Problem requirements:
Gather the lines from the material that contain "JSON".
"""
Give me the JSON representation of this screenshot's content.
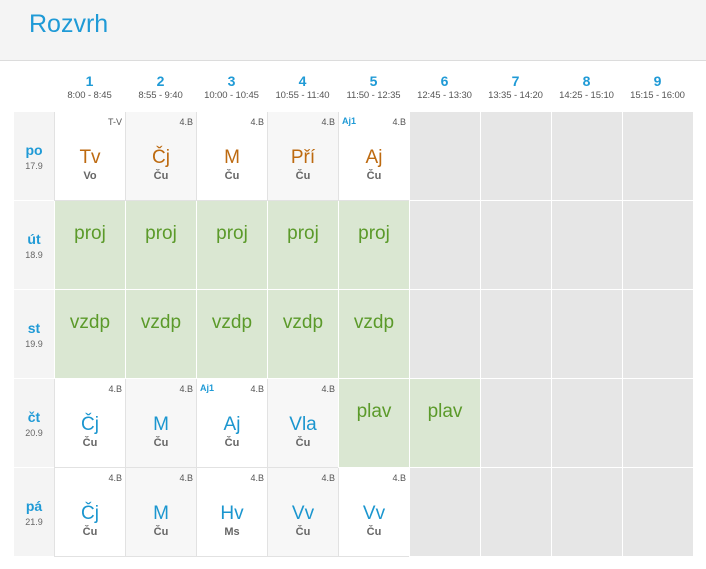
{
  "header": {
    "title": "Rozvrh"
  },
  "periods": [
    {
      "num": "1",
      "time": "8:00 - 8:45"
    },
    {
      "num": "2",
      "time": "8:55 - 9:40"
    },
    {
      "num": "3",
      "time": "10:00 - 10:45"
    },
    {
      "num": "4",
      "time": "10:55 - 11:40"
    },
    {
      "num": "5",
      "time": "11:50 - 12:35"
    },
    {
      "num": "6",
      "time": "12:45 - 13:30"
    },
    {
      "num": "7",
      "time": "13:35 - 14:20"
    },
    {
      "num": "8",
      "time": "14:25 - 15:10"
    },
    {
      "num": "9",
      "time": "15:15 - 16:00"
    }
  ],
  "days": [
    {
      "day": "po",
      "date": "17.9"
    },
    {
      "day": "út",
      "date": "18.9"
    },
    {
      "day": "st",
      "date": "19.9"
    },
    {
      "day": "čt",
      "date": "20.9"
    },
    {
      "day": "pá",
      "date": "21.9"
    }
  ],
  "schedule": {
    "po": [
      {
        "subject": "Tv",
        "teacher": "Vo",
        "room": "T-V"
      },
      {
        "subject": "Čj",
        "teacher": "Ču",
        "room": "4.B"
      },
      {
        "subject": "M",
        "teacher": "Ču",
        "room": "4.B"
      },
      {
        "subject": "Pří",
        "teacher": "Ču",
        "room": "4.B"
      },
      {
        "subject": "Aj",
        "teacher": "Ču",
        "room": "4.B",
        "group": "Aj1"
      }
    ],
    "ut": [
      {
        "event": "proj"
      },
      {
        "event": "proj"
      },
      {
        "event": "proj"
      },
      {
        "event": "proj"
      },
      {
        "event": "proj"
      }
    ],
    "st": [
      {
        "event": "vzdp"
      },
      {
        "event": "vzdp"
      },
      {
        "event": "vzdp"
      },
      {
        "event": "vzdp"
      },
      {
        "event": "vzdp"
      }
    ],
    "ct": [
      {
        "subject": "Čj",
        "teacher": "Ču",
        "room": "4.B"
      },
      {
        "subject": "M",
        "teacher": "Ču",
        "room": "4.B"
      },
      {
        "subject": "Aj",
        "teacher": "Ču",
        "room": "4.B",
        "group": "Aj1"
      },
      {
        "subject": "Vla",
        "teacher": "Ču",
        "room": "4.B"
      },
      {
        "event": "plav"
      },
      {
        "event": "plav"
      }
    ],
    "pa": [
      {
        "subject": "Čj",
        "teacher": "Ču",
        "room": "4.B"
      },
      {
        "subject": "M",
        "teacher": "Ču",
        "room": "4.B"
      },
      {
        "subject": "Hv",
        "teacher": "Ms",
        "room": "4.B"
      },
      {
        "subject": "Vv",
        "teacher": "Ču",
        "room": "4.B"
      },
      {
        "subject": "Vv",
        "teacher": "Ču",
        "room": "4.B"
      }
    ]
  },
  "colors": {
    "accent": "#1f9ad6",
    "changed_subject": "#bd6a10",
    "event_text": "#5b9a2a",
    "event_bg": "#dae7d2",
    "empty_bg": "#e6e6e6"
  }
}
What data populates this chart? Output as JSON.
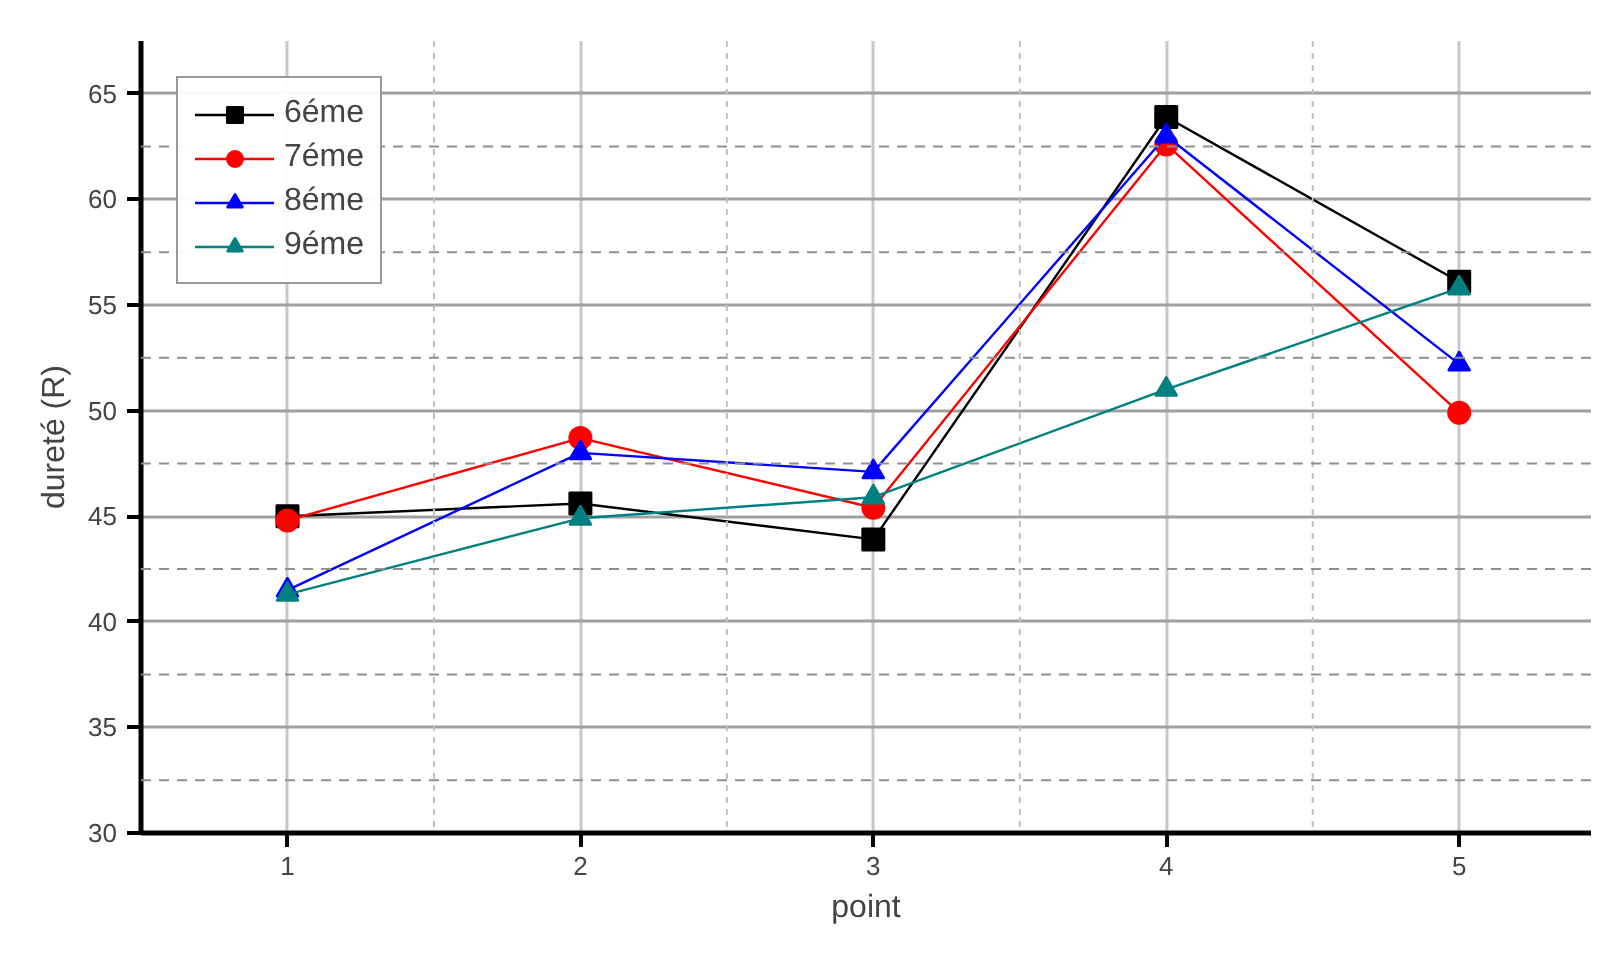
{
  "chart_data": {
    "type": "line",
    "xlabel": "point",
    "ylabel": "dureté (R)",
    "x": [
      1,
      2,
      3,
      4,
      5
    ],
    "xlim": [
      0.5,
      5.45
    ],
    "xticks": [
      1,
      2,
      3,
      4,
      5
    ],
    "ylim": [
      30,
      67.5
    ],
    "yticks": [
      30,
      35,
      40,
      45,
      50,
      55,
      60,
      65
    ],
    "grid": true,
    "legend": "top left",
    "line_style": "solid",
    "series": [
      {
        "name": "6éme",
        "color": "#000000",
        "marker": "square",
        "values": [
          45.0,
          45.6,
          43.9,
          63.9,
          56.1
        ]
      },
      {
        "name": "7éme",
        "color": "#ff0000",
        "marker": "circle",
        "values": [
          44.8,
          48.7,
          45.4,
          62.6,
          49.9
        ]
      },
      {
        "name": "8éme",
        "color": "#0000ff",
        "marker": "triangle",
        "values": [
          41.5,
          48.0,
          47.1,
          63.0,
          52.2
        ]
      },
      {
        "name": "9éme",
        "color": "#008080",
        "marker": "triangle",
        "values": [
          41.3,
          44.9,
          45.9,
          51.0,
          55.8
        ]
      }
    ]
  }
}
"""
"""
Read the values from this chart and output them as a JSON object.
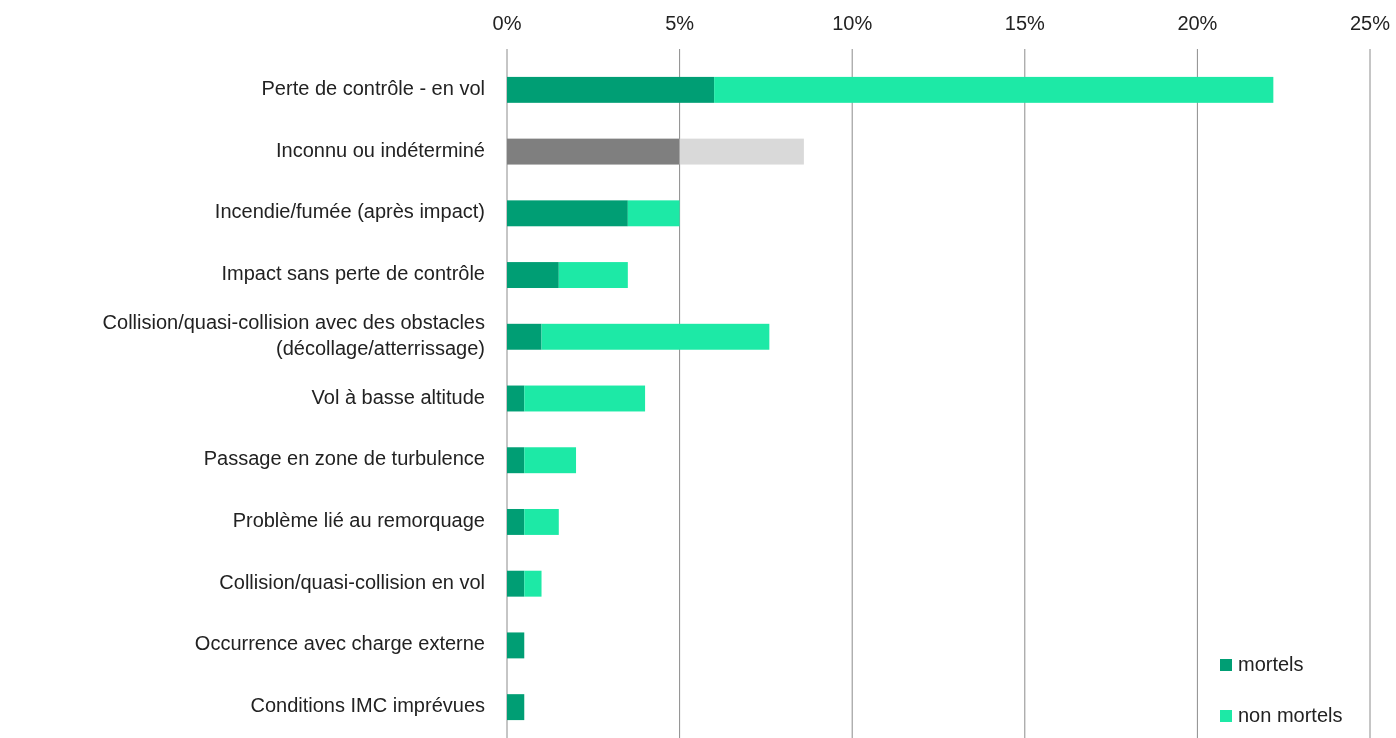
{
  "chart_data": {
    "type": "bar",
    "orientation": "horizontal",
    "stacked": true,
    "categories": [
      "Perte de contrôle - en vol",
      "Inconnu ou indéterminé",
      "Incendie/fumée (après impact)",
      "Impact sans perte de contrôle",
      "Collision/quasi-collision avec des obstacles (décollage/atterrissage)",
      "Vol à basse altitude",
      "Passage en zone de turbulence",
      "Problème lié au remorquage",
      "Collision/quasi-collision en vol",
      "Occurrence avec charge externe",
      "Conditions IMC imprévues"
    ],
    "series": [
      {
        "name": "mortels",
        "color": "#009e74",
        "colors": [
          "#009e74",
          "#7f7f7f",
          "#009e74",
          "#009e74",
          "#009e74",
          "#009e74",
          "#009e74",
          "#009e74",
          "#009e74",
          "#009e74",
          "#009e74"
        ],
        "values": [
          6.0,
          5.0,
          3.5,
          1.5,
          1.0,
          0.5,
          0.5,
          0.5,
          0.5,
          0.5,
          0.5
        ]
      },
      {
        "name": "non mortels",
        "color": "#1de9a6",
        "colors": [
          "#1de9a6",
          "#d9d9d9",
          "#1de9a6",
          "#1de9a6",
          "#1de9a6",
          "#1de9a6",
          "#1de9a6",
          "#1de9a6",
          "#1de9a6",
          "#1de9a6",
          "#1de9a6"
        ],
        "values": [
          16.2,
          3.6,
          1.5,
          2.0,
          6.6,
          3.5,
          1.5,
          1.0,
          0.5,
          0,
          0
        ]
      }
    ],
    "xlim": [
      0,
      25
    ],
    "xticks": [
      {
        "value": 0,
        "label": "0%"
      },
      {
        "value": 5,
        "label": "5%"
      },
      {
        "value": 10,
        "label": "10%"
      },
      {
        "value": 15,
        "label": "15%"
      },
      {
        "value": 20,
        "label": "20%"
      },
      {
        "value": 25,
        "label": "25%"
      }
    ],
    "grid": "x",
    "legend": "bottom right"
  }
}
"""
"""
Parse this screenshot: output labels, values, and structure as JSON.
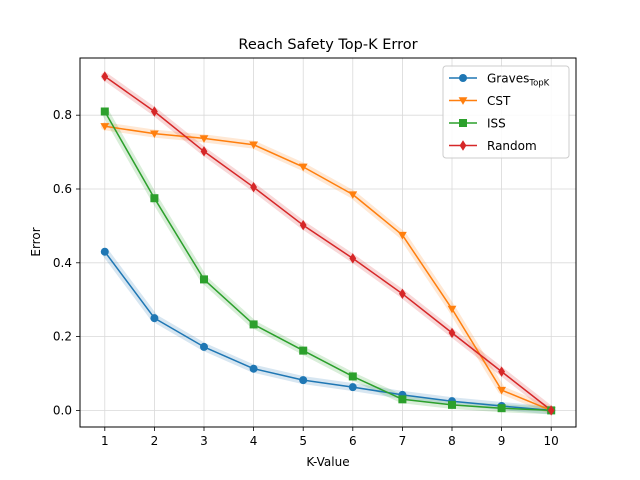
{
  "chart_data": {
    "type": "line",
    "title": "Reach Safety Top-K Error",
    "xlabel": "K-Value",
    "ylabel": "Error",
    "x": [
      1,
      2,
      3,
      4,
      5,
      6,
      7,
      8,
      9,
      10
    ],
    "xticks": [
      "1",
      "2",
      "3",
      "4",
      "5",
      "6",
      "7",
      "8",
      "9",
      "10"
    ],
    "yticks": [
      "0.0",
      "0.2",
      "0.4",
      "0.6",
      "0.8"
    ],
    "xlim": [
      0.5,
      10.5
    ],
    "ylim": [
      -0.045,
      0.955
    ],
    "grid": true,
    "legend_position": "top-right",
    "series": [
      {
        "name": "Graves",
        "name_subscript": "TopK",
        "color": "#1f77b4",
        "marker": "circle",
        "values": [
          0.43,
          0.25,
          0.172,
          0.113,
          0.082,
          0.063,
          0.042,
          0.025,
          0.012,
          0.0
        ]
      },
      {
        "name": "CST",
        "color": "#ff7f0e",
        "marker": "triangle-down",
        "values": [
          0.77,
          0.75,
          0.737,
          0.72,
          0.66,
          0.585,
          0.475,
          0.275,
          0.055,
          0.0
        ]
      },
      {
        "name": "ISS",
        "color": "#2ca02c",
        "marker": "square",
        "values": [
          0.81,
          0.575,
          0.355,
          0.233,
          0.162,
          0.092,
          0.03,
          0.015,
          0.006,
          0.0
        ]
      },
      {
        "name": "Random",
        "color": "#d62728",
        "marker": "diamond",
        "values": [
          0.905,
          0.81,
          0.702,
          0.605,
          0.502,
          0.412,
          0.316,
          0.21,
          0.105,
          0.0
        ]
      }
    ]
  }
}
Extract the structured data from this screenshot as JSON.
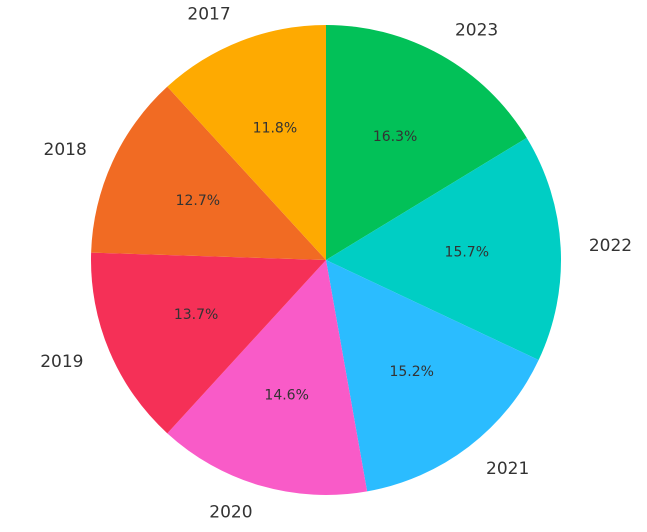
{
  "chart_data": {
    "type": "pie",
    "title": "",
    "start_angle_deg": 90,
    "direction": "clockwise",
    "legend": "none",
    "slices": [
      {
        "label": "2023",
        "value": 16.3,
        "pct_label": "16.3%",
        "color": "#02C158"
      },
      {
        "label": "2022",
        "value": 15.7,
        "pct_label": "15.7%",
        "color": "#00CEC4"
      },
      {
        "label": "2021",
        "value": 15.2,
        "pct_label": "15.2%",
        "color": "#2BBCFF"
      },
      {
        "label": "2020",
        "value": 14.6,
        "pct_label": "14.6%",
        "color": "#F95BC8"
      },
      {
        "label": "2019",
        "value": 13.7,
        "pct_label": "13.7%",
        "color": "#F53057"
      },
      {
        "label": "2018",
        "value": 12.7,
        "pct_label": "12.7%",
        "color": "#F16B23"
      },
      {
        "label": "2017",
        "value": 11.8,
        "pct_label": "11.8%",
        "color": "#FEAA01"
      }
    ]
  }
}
"""
Result of this task:
Give me the JSON representation of this screenshot's content.
What data populates this chart? Output as JSON.
Read the values from this chart and output them as a JSON object.
Parse this screenshot: output labels, values, and structure as JSON.
Extract the structured data from this screenshot as JSON.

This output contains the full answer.